## 正文
□ □ □ □
999. 可以被一步捕获的棋子数（C++）

• 1 题目描述
• 2 示例描述
• • 2.1 示例 2
  • 2.2 示例 2
  • 2.3 示例 3
• 3 解题提示
• 4 解题思路
• 5 源码详解（C++）

1 题目描述

在一个 8 x 8 的棋盘上，有一个白色的车（Rook），用字符 ‘R’ 表示。棋盘上还可能存在空方块，白色的象（Bishop）以及黑色的卒（pawn），分别用字符 ‘.’，‘B’ 和 ‘p’ 表示。不难看出，大写字符表示的是白棋，小写字符表示的是黑棋。
车按国际象棋中的规则移动。东，西，南，北四个基本方向任选其一，然后一直向选定的方向移动，直到满足下列四个条件之一：

• 棋手选择主动停下来。
• 棋子因到达棋盘的边缘而停下。
• 棋子移动到某一方格来捕获位于该方格上敌方（黑色）的卒，停在该方格内。
• 车不能进入/越过已经放有其他友方棋子（白色的象）的方格，停在友方棋子前。
• 你现在可以控制车移动一次，请你统计有多少敌方的卒处于你的捕获范围内（即，可以被一步捕获的棋子数）。

2 示例描述

2.1 示例 2

输入：[[".",".",".",".",".",".",".","."],[".",".",".",“p”,".",".",".","."],[".",".",".",“R”,".",".",".",“p”],[".",".",".",".",".",".",".","."],[".",".",".",".",".",".",".","."],[".",".",".",“p”,".",".",".","."],[".",".",".",".",".",".",".","."],[".",".",".",".",".",".",".","."]]
输出：3
解释：
在本例中，车能够捕获所有的卒。
□ □ □ □
(数据集所列条目)
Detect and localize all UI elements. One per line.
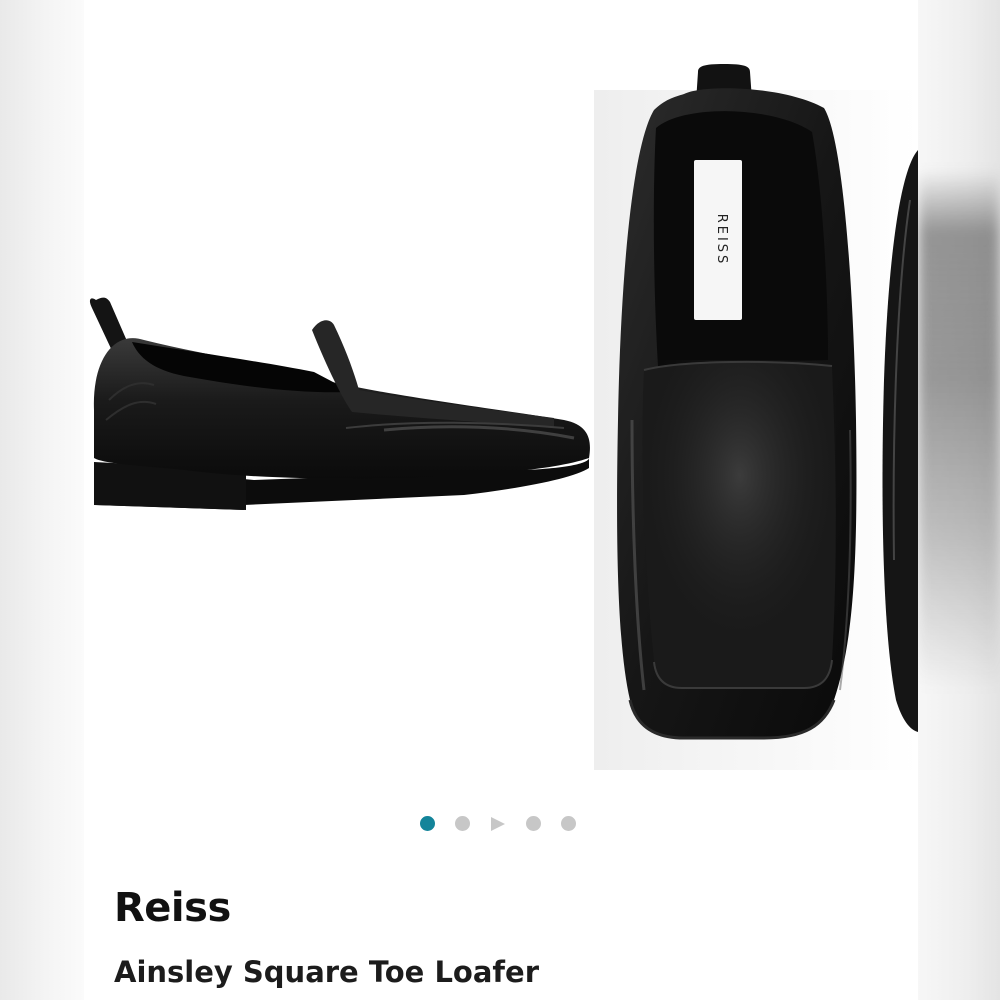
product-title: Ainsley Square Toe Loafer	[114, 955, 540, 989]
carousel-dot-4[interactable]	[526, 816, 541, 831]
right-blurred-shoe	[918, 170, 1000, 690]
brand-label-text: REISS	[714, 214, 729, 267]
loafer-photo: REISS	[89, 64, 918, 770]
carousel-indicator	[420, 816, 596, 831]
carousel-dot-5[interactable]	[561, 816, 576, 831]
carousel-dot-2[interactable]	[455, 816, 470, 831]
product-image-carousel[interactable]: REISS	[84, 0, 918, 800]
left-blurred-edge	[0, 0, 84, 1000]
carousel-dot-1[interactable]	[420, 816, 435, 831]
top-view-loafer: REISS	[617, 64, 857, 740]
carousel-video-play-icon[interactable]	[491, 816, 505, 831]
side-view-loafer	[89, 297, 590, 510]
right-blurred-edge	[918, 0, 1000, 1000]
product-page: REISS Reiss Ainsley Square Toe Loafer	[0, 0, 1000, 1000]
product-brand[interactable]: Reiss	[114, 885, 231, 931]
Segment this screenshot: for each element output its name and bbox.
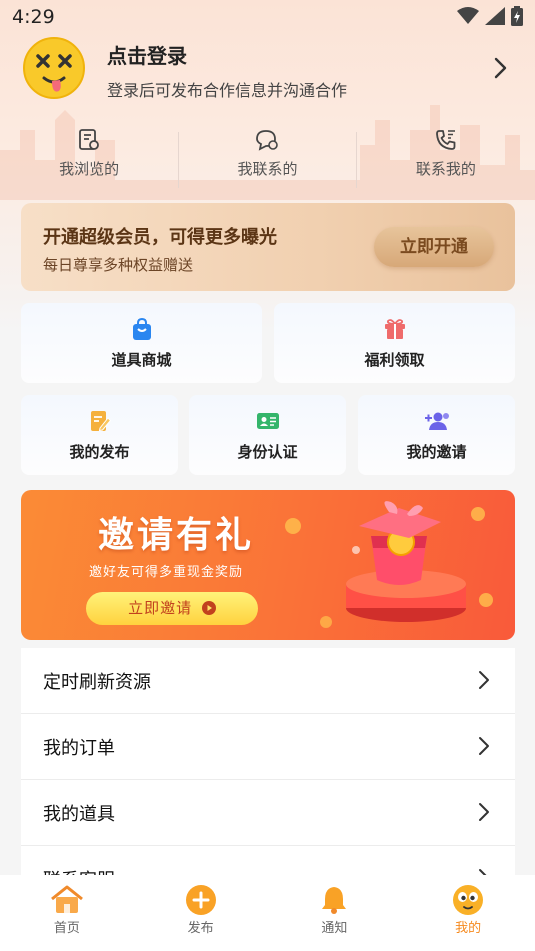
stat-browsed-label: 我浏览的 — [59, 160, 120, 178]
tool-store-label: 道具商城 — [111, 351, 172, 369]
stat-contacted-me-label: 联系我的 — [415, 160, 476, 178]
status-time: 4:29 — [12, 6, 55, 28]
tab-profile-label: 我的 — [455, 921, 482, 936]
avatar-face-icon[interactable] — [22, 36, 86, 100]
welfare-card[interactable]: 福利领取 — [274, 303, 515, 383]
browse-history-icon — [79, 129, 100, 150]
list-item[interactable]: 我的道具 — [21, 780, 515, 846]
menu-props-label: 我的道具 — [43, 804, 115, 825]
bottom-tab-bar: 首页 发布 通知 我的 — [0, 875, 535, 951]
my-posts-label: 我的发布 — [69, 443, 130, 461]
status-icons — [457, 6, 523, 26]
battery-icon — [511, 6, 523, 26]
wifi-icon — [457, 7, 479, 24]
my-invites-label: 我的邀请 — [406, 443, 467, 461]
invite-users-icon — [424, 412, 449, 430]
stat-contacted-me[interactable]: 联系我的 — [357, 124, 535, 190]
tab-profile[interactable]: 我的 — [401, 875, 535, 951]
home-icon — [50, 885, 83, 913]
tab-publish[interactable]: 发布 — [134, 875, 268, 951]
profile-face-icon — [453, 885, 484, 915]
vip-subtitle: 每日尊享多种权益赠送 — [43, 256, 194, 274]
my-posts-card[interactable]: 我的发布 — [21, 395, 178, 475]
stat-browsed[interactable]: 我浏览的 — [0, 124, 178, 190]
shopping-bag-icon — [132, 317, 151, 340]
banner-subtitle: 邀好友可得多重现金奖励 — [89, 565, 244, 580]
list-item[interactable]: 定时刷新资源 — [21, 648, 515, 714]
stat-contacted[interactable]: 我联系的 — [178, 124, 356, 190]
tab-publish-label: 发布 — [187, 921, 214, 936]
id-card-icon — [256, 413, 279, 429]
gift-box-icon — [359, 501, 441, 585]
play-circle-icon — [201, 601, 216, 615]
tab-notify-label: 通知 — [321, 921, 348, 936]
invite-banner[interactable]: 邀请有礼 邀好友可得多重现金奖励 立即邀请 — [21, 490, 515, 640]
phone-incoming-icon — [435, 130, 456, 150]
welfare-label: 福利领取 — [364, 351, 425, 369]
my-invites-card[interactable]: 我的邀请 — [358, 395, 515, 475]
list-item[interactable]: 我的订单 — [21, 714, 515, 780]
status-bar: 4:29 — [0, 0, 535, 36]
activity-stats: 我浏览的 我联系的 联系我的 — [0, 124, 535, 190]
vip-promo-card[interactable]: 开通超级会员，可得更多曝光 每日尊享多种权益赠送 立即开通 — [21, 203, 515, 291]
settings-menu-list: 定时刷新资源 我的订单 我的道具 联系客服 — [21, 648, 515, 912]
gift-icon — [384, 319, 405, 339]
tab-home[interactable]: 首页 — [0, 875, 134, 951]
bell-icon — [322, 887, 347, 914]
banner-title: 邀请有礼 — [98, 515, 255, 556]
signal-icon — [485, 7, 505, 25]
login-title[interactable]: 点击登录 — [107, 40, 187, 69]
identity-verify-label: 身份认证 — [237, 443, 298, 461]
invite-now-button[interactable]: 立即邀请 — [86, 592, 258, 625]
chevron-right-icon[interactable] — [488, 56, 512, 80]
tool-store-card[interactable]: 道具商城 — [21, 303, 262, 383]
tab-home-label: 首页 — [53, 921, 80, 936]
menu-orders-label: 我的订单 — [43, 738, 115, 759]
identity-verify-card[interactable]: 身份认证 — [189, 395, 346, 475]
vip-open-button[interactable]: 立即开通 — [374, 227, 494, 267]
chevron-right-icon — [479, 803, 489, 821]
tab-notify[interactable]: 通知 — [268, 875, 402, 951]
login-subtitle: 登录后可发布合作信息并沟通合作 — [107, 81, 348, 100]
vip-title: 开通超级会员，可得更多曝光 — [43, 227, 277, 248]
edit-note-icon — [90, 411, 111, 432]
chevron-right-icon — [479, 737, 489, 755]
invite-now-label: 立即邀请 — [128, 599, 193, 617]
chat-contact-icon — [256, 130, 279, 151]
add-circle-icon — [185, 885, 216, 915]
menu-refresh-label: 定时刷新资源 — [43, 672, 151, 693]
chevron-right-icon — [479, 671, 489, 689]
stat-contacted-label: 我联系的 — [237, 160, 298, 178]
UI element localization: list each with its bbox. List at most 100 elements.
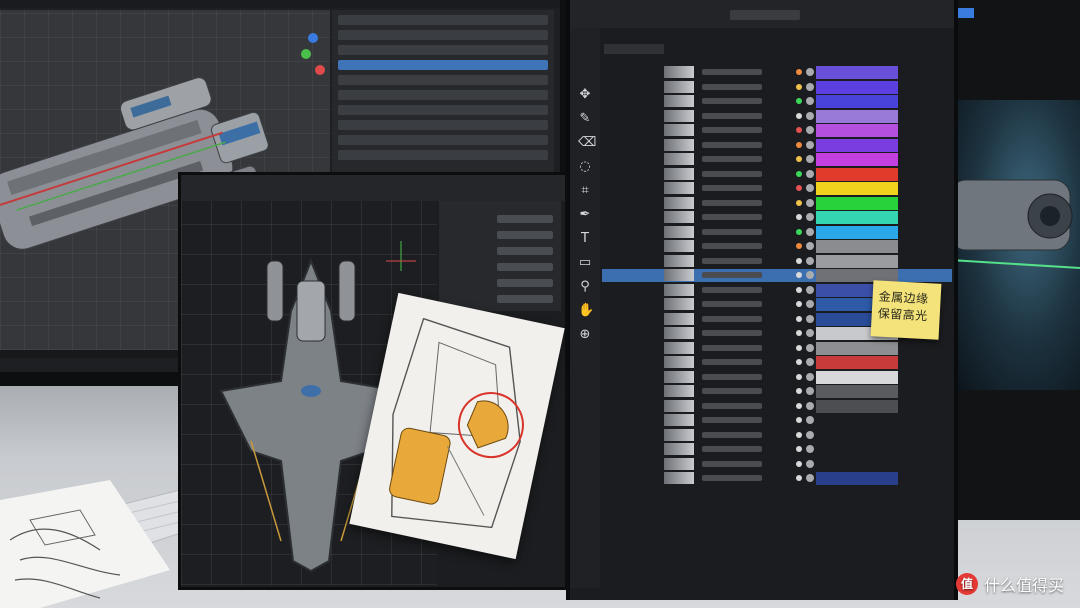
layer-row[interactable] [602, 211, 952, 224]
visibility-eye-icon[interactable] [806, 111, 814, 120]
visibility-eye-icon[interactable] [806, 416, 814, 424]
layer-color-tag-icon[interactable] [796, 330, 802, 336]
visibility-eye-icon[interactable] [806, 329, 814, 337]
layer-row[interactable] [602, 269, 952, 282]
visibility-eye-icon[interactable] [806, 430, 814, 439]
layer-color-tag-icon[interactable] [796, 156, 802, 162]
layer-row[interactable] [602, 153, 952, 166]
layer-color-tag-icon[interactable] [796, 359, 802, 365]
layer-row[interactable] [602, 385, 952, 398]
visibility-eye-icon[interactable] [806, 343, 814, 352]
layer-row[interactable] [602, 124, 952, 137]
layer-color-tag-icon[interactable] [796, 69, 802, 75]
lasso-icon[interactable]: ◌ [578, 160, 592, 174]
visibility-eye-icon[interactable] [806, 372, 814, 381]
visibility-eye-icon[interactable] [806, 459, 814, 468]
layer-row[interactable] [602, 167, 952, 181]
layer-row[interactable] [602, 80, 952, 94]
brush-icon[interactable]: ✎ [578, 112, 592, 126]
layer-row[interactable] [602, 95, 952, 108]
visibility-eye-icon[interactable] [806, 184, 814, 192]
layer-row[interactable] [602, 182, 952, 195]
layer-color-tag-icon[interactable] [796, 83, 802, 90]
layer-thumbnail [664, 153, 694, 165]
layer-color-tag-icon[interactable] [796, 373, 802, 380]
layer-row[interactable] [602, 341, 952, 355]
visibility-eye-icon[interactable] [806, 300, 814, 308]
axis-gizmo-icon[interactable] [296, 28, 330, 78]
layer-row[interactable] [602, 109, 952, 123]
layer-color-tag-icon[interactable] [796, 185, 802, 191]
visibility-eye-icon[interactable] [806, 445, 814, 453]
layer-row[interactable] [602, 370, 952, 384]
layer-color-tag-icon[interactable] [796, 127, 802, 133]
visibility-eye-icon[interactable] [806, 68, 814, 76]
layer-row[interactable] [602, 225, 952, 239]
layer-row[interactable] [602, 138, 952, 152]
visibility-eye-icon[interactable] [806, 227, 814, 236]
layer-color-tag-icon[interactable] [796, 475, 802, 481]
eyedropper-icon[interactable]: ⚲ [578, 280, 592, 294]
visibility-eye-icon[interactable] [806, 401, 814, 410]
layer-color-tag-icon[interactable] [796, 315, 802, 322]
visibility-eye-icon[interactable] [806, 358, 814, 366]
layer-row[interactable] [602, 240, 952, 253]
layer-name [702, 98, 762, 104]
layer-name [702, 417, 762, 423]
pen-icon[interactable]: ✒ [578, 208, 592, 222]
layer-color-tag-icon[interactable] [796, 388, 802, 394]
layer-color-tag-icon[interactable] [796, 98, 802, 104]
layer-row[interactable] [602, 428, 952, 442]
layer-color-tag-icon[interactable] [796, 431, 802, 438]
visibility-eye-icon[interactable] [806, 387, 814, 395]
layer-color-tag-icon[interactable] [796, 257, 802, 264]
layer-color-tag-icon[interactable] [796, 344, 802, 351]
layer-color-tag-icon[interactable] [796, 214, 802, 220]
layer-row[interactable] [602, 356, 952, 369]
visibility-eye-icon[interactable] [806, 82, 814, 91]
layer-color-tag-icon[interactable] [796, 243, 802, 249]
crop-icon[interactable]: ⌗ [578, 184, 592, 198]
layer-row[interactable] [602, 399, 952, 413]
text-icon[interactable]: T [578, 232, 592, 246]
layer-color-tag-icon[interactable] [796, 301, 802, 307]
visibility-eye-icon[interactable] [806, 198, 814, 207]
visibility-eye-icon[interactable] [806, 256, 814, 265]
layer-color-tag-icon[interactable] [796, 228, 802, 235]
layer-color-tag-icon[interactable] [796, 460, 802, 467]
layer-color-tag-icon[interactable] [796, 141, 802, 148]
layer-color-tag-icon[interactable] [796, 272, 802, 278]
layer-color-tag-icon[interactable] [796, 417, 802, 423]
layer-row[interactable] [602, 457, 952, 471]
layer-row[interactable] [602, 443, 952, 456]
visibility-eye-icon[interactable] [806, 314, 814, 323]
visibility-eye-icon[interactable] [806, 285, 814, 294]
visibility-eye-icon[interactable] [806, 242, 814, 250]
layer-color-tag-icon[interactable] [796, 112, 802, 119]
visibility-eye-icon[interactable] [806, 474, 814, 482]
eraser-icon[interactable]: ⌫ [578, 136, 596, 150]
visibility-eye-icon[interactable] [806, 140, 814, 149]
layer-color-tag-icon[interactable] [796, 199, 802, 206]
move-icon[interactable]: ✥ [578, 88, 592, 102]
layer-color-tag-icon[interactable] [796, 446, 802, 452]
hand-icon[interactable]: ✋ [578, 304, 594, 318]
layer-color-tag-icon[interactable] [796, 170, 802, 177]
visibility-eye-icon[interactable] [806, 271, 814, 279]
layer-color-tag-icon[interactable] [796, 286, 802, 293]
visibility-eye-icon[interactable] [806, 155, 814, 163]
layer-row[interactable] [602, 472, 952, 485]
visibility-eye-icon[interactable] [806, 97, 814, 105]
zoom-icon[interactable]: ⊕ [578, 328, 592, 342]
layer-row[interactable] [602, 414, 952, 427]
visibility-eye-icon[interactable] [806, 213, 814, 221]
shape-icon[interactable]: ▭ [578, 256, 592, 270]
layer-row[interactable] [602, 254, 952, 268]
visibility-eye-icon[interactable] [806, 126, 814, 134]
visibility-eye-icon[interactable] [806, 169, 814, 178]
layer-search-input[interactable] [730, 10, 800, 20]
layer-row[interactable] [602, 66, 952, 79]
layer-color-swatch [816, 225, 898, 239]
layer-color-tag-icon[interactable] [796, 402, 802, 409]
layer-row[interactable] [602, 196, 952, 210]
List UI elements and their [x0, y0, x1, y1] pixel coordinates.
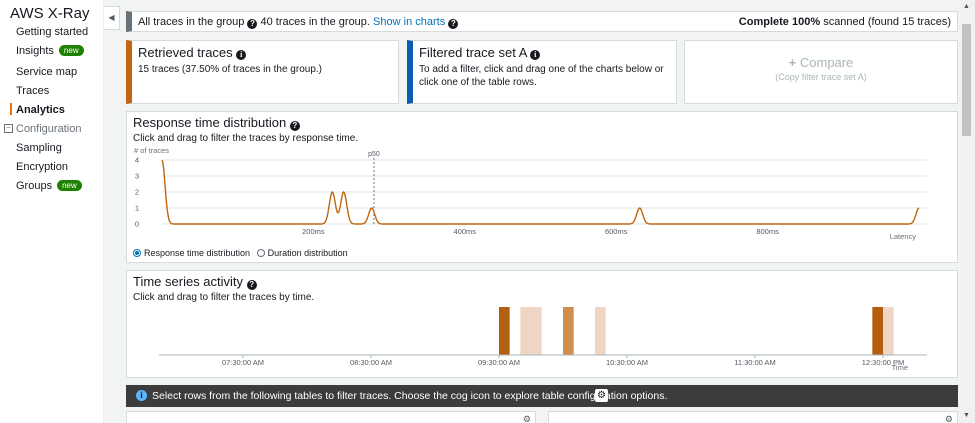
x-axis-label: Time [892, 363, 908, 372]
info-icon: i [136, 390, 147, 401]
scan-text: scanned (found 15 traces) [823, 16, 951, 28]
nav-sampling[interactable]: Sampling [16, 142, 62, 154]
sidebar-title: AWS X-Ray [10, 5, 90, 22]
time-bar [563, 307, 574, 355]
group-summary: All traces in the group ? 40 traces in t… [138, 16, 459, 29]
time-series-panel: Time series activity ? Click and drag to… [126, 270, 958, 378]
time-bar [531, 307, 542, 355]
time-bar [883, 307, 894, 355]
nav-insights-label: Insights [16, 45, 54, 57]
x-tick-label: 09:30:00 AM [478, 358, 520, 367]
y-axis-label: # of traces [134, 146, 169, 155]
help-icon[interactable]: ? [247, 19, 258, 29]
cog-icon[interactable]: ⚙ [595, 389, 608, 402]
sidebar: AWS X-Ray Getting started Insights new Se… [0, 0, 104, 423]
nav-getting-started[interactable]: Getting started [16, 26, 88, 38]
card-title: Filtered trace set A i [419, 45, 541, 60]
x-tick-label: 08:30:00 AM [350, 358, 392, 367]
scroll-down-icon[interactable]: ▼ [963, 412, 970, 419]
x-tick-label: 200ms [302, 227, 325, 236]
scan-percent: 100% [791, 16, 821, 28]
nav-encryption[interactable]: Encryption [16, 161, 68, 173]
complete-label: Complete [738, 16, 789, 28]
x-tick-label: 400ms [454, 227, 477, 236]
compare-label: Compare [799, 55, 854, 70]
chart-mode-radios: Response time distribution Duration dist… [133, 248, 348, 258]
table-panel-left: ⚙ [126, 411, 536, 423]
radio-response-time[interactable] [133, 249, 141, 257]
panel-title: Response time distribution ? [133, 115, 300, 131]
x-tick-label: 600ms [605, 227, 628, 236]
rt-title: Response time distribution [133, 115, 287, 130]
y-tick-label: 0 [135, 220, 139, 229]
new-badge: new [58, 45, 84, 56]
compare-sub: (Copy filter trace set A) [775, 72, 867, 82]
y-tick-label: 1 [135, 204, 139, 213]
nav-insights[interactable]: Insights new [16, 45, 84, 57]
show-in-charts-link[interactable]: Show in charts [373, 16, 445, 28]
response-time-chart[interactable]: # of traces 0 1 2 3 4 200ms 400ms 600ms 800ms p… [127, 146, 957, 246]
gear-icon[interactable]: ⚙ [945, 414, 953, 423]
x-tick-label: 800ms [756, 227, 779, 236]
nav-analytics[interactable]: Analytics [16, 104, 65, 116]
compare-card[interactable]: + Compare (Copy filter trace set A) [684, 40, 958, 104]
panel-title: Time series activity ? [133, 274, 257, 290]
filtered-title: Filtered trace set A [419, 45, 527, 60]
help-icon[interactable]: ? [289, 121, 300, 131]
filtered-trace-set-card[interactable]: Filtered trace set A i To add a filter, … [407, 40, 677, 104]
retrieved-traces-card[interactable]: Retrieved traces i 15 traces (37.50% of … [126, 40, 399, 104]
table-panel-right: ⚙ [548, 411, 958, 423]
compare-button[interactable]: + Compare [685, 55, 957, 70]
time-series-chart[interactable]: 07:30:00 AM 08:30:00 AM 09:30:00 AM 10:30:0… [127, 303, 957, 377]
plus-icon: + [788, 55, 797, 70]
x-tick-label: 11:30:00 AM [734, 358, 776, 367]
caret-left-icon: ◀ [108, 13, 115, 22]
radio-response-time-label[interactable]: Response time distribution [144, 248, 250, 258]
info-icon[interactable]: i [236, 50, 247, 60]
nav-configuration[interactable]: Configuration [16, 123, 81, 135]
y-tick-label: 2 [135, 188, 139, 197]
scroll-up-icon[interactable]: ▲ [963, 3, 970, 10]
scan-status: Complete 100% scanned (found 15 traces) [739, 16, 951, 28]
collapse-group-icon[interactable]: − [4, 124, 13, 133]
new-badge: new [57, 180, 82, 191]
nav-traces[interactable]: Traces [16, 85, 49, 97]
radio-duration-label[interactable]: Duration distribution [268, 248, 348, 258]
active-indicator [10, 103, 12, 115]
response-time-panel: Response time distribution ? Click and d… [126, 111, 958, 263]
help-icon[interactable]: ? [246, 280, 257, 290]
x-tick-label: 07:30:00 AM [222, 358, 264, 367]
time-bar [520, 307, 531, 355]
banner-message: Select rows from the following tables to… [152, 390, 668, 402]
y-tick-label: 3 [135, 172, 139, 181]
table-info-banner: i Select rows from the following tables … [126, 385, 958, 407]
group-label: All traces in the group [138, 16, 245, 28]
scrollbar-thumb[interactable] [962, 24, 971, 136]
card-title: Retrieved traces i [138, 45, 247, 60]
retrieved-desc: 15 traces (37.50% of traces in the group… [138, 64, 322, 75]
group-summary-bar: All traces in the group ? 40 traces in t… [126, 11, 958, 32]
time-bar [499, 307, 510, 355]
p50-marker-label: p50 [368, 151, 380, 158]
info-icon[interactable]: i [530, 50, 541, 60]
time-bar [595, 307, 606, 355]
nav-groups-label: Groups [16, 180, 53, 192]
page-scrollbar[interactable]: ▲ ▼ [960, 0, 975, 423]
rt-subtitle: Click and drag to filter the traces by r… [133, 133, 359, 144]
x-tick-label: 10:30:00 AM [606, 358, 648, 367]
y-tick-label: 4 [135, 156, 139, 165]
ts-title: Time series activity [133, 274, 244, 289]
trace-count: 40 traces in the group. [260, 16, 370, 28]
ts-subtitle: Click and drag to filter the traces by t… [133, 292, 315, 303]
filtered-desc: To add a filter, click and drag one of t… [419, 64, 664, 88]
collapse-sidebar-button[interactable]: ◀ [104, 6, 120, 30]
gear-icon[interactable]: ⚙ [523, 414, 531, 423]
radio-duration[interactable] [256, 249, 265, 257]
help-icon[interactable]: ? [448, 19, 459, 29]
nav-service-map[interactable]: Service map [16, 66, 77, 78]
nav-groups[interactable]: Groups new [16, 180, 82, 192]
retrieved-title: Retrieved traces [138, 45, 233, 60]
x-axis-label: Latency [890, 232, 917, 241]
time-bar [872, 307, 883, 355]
□ □ □ □
## 操作要求
1. 请逐字照录列表中自含有“stat-browsed-label: 我浏览的 —”的一行起、至含有“my-posts-label: 我的发布 — [69, 443, 130, 461]”的一行止的全部内容，首尾两行均包括在内。
2. 请从车捕获卒题目末句之后接续撰写。
上述车捕获卒题目与列表是互不相关的两份材料。

## 答案汇总
1.
stat-browsed-label: 我浏览的 — [59, 160, 120, 178]
tool-store-label: 道具商城 — [111, 351, 172, 369]
stat-contacted-me-label: 联系我的 — [415, 160, 476, 178]
status-time: 4:29 — [12, 6, 55, 28]
tab-profile-label: 我的 — [455, 921, 482, 936]
avatar-face-icon[interactable] — [22, 36, 86, 100]
welfare-card[interactable]: 福利领取 — [274, 303, 515, 383]
browse-history-icon — [79, 129, 100, 150]
list-item[interactable]: 我的道具 — [21, 780, 515, 846]
menu-props-label: 我的道具 — [43, 804, 115, 825]
bottom-tab-bar: 首页 发布 通知 我的 — [0, 875, 535, 951]
my-posts-label: 我的发布 — [69, 443, 130, 461]

2.
2.2 示例 2

输入：[[".",".",".",".",".",".",".","."],[".",“p”,“p”,“p”,“p”,“p”,".","."],[".",“p”,“p”,“B”,“p”,“p”,".","."],[".",“p”,“B”,“R”,“B”,“p”,".","."],[".",“p”,“p”,“B”,“p”,“p”,".","."],[".",“p”,“p”,“p”,“p”,“p”,".","."],[".",".",".",".",".",".",".","."],[".",".",".",".",".",".",".","."]]
输出：0
解释：
象阻止了车捕获任何卒。

2.3 示例 3

输入：[[".",".",".",".",".",".",".","."],[".",".",".",“p”,".",".",".","."],[".",".",".",“p”,".",".",".","."],[“p”,“p”,".",“R”,".",“p”,“B”,"."],[".",".",".",".",".",".",".","."],[".",".",".",“B”,".",".",".","."],[".",".",".",“p”,".",".",".","."],[".",".",".",".",".",".",".","."]]
输出：3
解释：
车可以捕获位置 b5，d6 和 f5 的卒。

3 解题提示

board.length == board[i].length == 8
board[i][j] 可以是 ‘R’，’.’，‘B’ 或 ‘p’
只有一个格子上存在 board[i][j] == ‘R’

4 解题思路

采用两个数组将步骤叠装，后控制循环走棋。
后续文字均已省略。